== Exercise requirements ==
Where a line holds "Maintenance", copy it.

== Records shown ==
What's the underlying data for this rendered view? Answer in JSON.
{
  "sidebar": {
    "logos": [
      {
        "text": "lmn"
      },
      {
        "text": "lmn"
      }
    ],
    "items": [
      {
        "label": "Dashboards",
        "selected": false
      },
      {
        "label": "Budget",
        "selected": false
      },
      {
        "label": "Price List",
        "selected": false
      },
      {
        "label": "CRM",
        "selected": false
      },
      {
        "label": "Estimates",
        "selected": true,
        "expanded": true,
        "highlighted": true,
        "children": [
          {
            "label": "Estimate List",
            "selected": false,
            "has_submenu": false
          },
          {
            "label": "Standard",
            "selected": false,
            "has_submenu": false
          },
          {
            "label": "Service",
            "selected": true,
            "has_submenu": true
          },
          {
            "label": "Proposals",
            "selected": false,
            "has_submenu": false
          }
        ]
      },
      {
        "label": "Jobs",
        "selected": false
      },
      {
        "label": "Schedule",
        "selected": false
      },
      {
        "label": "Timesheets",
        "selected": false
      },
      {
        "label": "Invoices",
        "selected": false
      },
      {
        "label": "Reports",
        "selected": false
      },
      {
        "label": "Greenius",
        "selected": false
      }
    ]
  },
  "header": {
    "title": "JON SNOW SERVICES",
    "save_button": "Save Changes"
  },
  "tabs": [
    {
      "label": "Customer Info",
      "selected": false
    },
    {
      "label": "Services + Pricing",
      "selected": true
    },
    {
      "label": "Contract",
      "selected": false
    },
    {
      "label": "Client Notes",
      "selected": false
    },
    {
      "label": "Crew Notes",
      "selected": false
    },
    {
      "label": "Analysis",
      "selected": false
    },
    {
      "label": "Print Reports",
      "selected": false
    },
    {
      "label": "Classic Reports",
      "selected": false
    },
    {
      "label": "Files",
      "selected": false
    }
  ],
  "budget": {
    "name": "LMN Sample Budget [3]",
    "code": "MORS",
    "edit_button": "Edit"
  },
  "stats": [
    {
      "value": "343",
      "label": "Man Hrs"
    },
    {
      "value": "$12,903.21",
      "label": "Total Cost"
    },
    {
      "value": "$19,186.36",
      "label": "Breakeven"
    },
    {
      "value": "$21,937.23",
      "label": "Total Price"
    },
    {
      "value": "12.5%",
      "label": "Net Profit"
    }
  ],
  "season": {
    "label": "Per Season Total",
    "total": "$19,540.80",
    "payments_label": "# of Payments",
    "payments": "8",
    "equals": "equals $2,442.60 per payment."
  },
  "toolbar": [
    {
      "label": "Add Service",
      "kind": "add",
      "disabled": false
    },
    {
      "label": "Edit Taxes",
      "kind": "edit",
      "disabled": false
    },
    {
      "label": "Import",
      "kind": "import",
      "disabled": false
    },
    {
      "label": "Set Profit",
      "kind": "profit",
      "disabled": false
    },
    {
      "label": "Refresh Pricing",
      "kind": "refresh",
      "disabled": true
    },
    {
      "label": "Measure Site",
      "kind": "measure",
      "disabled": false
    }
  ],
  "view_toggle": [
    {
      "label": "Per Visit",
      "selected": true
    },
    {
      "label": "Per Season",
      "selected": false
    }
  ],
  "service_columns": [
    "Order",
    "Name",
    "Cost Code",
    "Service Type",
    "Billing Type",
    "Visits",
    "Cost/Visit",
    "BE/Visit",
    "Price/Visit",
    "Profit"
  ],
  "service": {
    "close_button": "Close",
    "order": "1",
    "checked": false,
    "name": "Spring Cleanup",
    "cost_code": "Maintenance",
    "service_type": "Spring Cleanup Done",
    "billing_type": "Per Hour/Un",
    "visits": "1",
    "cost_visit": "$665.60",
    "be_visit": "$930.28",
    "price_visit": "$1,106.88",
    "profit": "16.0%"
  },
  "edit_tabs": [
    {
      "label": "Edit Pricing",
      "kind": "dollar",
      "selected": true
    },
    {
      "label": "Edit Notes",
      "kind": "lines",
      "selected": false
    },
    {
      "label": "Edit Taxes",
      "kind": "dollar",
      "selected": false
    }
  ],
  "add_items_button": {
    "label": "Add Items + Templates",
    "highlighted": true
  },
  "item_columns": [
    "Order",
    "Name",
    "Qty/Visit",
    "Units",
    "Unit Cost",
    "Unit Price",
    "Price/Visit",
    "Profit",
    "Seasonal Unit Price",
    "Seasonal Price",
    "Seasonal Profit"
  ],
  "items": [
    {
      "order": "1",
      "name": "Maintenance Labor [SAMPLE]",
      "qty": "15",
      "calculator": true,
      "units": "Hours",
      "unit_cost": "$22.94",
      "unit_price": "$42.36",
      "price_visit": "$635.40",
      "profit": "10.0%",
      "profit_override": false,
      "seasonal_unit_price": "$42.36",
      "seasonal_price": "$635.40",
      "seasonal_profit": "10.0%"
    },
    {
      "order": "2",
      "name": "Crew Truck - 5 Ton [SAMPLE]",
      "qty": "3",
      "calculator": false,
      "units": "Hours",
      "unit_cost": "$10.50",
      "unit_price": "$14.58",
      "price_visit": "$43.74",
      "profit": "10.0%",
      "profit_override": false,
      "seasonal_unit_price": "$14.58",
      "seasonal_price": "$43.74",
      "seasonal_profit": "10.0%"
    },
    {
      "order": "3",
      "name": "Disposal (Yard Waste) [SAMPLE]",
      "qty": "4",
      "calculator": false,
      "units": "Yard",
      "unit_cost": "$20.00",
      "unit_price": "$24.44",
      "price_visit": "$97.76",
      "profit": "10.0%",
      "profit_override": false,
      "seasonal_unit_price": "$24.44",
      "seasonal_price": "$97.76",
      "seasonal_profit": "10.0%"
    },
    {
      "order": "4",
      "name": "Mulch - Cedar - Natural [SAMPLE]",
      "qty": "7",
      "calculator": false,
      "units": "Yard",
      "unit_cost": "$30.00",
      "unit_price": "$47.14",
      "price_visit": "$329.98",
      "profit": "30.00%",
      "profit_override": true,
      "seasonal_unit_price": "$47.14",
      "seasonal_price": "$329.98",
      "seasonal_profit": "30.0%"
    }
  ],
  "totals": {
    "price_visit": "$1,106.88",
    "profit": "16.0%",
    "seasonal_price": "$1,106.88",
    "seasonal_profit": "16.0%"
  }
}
...
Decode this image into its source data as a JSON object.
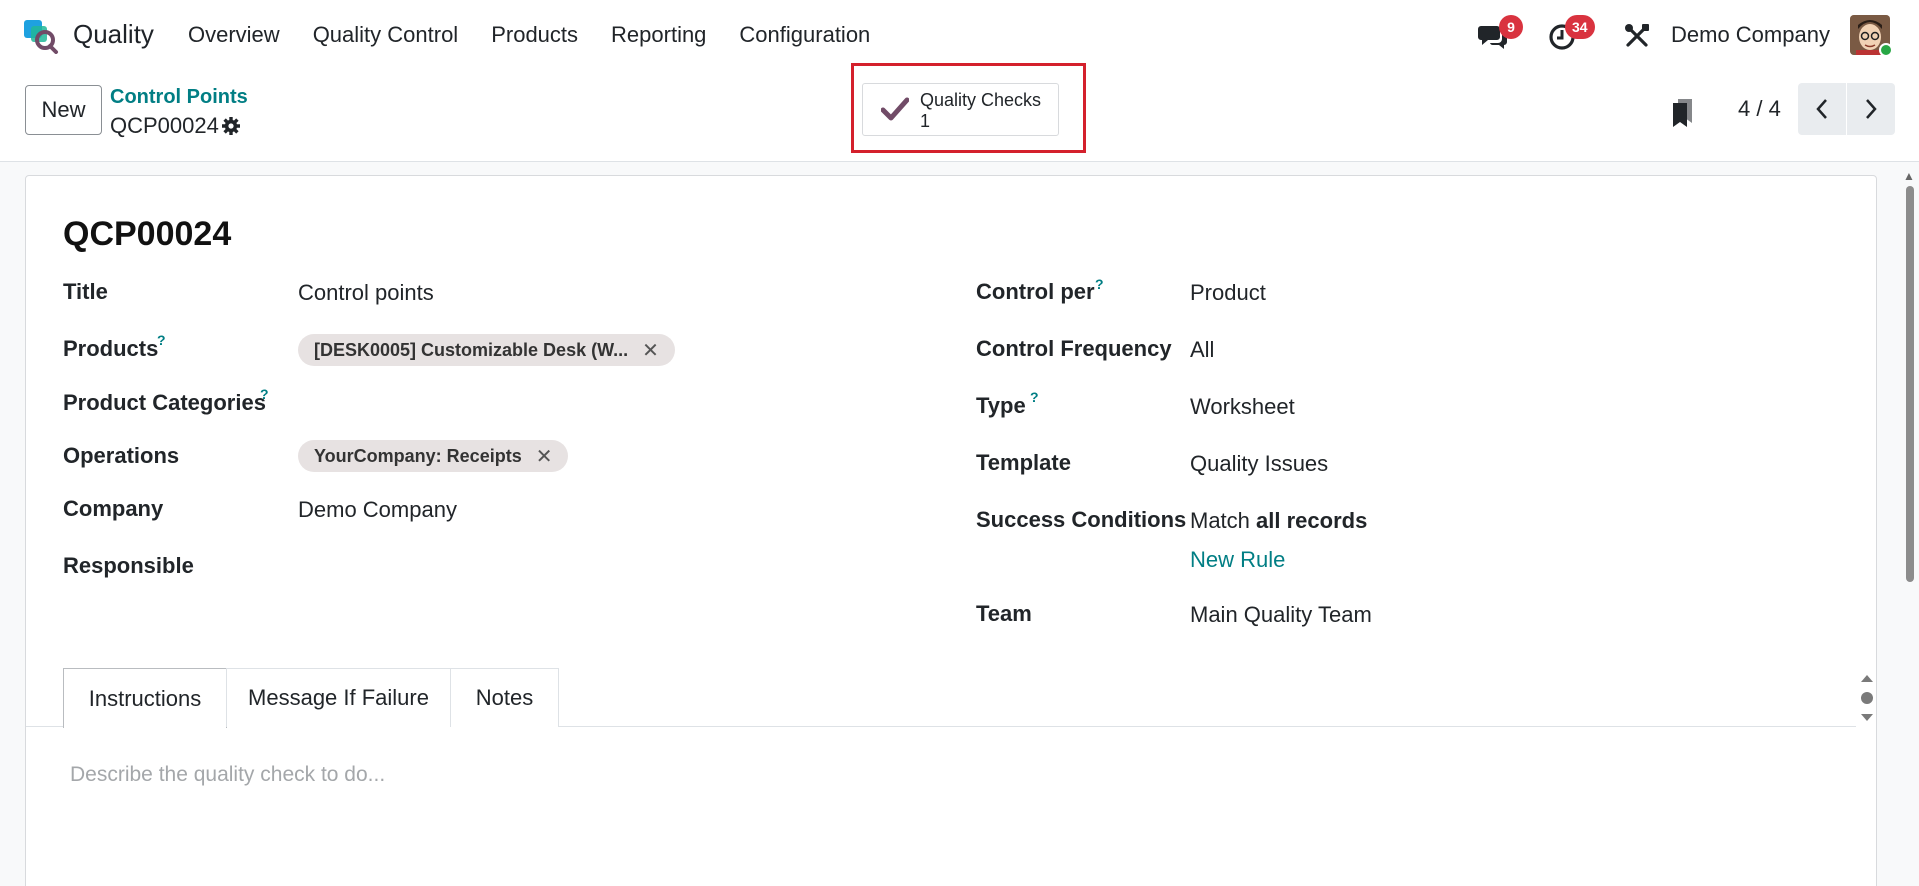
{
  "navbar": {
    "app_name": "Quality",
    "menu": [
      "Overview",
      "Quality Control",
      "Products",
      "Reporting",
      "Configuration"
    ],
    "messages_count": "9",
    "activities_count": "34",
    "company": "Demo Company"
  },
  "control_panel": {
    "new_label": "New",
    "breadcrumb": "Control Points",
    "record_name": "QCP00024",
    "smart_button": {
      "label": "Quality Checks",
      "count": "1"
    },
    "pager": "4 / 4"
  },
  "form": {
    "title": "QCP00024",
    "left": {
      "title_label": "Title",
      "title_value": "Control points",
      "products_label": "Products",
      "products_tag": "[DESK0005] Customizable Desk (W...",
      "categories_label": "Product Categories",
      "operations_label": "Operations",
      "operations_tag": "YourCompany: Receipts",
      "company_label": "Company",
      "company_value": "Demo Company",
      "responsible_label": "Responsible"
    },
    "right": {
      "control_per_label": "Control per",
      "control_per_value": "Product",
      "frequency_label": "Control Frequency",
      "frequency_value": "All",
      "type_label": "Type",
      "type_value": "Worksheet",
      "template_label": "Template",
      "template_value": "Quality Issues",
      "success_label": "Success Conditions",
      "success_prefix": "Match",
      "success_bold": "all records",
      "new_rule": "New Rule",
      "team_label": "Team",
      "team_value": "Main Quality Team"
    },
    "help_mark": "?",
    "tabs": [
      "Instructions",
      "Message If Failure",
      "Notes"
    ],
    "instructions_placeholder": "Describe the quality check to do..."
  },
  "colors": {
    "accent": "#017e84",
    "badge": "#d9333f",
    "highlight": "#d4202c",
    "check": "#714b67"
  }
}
==
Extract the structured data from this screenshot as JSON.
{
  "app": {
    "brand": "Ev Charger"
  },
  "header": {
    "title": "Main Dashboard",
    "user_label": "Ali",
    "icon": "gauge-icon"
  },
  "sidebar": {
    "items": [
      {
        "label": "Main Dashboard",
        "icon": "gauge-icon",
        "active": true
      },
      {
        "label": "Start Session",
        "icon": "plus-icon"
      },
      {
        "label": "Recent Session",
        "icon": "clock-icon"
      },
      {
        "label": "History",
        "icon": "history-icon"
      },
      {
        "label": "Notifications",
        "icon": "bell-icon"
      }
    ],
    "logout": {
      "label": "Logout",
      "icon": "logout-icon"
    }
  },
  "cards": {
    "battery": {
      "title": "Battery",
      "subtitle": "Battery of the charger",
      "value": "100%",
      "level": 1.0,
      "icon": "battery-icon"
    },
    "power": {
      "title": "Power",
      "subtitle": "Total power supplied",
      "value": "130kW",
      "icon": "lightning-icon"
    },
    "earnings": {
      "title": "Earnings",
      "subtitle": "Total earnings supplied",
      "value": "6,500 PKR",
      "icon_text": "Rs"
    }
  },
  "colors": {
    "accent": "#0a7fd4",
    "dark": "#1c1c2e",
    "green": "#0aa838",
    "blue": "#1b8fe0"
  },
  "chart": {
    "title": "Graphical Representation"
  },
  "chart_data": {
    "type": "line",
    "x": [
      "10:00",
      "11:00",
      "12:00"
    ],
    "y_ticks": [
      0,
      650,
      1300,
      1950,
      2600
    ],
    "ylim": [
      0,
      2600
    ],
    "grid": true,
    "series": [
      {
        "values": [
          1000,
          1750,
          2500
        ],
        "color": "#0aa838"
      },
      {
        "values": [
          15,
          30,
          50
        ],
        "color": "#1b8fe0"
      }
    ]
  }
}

== Answer ==
    "cost_code": "Maintenance",
      "name": "Maintenance Labor [SAMPLE]",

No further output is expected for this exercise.